* [EXERCISE AIM] Reproduce the listing below word for word, from the line containing "51, 554, 61]" through the line containing "49, 61, 61]", and include no other lines.

* [PROVIDED DATA]
========================================================================

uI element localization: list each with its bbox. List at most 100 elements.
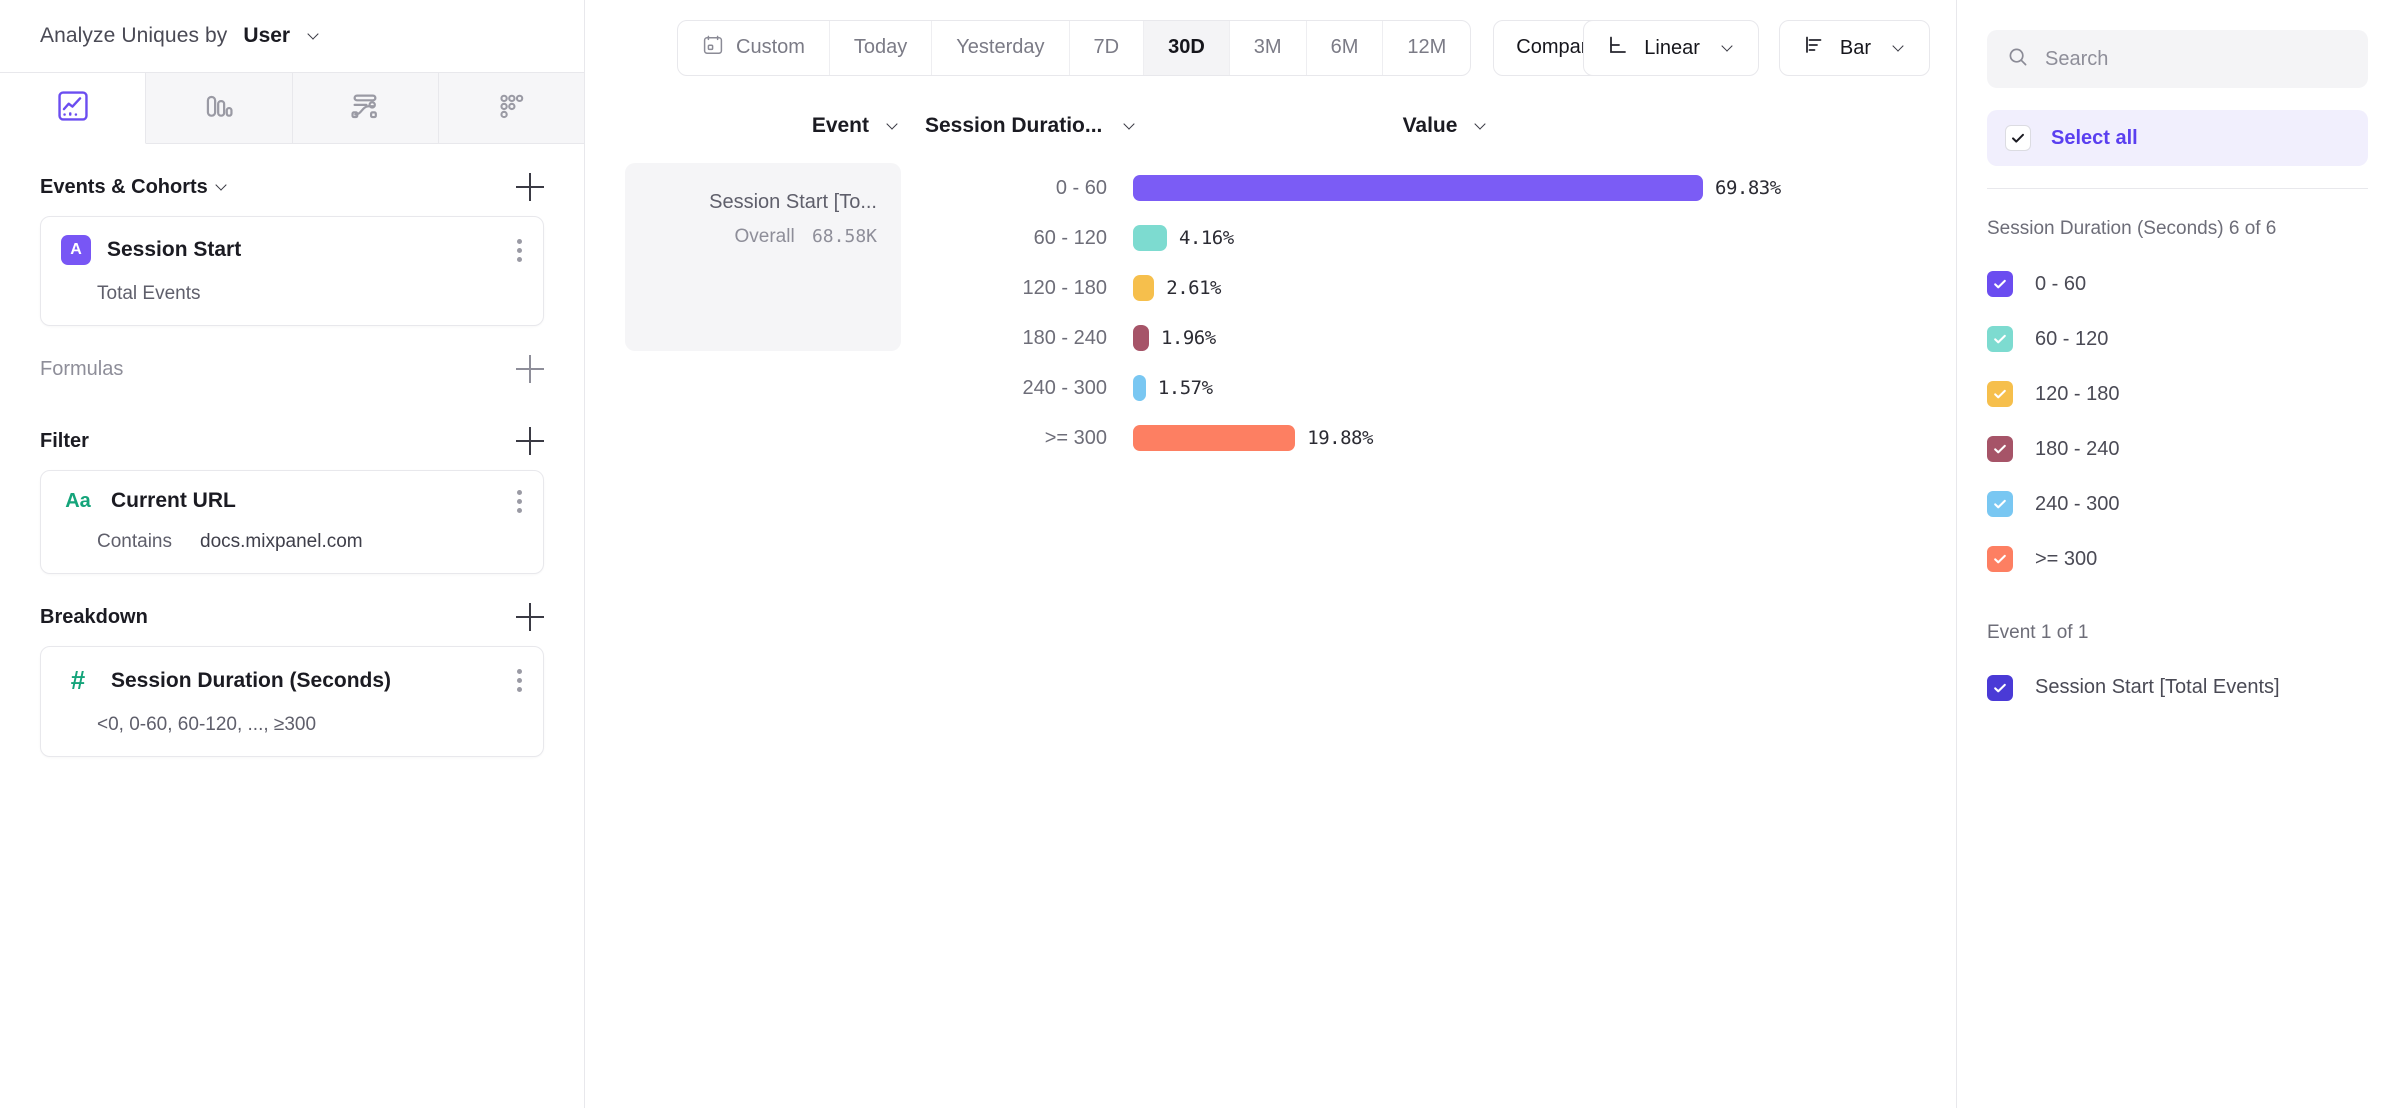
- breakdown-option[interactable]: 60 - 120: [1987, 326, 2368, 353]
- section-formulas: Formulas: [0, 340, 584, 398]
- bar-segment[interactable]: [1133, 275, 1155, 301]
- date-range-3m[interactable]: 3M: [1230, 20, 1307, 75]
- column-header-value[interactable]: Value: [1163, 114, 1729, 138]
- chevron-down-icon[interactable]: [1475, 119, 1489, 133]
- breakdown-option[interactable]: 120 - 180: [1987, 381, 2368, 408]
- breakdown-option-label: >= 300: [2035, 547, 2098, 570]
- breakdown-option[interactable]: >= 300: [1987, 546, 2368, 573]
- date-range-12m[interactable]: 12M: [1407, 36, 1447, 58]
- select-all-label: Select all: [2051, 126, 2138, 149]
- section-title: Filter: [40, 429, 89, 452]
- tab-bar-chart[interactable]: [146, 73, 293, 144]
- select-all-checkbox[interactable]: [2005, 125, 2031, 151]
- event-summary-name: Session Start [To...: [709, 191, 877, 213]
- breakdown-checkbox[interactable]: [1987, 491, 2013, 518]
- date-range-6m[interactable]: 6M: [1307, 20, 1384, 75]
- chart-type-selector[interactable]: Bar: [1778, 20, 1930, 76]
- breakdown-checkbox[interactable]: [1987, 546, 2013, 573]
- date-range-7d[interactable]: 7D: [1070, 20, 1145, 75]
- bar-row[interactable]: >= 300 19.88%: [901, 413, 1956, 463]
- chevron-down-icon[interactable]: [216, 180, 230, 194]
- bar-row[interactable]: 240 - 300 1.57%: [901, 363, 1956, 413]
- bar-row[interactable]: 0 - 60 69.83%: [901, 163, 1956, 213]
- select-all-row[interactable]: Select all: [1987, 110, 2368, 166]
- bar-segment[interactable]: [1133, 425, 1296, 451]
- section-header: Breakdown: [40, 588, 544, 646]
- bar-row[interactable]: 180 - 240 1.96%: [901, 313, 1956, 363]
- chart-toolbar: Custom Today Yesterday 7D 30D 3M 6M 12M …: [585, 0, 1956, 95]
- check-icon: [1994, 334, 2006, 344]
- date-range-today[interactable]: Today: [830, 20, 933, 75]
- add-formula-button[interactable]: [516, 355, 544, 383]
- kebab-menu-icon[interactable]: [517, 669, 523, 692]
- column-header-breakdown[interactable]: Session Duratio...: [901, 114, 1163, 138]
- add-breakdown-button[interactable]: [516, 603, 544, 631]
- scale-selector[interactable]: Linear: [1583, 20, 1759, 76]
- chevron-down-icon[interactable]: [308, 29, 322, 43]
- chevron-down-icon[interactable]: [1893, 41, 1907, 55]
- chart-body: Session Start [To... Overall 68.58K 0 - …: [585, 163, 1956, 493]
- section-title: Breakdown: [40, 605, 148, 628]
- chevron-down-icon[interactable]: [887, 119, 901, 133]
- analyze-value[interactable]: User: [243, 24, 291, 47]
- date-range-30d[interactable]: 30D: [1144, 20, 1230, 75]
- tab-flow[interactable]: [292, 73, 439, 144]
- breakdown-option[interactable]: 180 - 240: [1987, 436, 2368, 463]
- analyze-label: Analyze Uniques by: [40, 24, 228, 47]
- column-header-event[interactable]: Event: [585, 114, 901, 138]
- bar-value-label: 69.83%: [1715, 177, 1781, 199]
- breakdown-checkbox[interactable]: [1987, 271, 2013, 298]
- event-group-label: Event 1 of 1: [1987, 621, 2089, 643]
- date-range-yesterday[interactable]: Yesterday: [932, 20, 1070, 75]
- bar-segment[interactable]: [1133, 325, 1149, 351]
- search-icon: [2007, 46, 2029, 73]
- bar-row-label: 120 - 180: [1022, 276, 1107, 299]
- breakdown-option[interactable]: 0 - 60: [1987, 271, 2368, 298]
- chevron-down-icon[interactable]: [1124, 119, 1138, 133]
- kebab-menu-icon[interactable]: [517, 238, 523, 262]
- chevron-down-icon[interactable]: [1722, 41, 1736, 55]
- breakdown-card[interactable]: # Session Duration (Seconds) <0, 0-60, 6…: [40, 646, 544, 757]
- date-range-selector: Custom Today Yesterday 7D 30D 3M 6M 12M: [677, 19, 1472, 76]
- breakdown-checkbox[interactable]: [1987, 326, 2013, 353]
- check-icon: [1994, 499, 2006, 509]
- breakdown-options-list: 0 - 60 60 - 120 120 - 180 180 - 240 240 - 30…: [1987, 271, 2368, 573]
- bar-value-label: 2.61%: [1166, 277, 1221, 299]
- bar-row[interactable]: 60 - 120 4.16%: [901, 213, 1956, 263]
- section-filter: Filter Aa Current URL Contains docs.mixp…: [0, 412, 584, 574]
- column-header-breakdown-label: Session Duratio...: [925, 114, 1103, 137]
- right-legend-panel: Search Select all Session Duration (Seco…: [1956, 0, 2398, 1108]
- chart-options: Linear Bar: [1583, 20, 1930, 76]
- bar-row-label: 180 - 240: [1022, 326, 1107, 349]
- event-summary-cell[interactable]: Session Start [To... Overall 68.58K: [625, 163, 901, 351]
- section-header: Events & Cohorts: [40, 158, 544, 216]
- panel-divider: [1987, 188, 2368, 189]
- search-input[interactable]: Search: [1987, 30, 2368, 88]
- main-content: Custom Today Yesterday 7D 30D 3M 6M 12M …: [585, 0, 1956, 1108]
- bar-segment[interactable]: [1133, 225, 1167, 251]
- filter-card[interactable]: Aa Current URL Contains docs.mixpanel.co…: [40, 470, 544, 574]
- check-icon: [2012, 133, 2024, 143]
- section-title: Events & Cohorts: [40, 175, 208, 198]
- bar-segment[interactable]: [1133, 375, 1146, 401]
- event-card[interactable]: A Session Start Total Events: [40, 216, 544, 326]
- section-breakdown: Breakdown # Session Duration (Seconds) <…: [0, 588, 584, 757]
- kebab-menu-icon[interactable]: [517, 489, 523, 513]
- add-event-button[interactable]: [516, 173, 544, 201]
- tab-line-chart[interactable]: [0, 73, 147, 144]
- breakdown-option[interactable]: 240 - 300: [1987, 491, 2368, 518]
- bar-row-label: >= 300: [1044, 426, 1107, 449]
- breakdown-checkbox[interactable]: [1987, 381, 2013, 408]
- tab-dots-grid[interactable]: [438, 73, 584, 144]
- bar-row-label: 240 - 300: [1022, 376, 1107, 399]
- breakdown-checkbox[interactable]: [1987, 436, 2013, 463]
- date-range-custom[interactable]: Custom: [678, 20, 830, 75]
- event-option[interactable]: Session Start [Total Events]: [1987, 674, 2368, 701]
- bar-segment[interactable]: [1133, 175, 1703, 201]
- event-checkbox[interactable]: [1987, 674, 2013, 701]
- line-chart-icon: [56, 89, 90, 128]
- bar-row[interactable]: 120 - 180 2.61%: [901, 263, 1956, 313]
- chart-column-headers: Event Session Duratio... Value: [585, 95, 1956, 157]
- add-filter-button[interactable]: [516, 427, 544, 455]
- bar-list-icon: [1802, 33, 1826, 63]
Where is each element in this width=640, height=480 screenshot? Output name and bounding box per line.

========================================================================

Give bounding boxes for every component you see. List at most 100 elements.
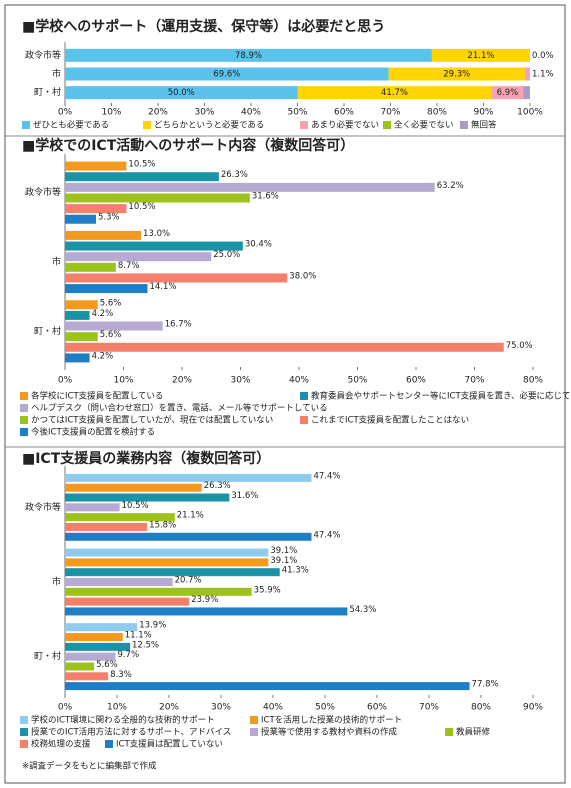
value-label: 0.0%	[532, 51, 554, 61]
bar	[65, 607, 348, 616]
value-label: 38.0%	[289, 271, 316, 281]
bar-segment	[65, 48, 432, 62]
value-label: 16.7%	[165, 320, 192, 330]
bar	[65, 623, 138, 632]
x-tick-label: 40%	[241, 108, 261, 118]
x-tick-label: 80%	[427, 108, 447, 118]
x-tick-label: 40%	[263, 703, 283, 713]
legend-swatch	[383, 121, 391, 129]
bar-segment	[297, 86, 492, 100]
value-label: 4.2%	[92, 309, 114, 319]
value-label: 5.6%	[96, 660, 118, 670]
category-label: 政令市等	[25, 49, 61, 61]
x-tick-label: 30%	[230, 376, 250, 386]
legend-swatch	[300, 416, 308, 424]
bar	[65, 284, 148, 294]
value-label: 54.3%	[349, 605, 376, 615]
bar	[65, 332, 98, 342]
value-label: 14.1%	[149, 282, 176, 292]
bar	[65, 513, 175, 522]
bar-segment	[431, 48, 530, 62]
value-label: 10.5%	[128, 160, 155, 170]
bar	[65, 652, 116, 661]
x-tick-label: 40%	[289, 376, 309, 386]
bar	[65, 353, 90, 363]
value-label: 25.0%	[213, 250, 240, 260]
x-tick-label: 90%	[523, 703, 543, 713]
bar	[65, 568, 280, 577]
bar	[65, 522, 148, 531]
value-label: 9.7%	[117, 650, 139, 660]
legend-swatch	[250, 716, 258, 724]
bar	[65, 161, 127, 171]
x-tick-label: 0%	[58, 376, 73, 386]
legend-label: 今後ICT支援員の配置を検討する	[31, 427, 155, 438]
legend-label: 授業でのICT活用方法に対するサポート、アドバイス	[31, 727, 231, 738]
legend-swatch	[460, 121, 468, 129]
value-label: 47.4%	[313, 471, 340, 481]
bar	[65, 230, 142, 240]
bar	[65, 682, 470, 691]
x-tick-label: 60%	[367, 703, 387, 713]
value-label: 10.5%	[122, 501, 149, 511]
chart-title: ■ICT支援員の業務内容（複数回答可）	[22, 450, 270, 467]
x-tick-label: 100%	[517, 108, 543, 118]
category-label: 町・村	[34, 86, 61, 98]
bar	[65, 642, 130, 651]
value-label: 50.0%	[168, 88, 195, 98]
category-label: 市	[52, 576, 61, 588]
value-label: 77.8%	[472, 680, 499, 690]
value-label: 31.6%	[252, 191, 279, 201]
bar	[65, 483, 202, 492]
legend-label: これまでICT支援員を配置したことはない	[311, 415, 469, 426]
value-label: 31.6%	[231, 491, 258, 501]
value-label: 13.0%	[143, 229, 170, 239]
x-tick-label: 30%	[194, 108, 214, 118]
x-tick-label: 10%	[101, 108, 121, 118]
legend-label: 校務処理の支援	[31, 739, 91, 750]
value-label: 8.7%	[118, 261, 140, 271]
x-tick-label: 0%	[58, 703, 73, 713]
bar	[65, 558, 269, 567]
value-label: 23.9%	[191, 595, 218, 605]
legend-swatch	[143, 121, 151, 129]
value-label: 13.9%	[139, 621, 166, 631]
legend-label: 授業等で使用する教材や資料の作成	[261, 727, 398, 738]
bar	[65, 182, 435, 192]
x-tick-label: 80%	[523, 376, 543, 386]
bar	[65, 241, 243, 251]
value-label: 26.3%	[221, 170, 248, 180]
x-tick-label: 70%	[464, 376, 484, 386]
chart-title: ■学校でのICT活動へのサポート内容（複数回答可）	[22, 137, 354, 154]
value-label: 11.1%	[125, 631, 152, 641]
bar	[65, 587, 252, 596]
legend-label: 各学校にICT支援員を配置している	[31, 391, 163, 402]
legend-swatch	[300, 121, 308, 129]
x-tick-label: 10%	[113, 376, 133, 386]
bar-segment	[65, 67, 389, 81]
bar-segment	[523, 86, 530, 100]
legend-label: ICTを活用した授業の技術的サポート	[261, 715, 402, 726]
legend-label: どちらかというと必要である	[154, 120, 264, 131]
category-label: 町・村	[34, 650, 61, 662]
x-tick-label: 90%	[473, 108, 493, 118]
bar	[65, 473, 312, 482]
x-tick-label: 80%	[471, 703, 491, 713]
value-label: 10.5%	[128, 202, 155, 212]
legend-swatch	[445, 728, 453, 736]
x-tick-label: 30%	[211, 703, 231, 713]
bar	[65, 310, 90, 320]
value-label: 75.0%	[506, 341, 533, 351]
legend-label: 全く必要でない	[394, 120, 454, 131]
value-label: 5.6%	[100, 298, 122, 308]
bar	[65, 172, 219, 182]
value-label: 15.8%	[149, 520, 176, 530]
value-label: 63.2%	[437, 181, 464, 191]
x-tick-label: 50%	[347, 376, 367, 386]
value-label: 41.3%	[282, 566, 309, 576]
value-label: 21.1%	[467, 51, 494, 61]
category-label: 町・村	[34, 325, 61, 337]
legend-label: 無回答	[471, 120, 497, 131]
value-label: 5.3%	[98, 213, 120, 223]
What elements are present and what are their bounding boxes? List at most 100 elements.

========================================================================

* [RESULT OF THE EXERCISE]
value-label: 0.0%	[532, 51, 554, 61]
bar	[65, 607, 348, 616]
value-label: 38.0%	[289, 271, 316, 281]
bar-segment	[65, 48, 432, 62]
value-label: 16.7%	[165, 320, 192, 330]
bar	[65, 623, 138, 632]
x-tick-label: 40%	[241, 108, 261, 118]
x-tick-label: 80%	[427, 108, 447, 118]
x-tick-label: 40%	[263, 703, 283, 713]
legend-swatch	[383, 121, 391, 129]
bar-segment	[297, 86, 492, 100]
value-label: 4.2%	[92, 309, 114, 319]
value-label: 5.6%	[96, 660, 118, 670]
category-label: 政令市等	[25, 49, 61, 61]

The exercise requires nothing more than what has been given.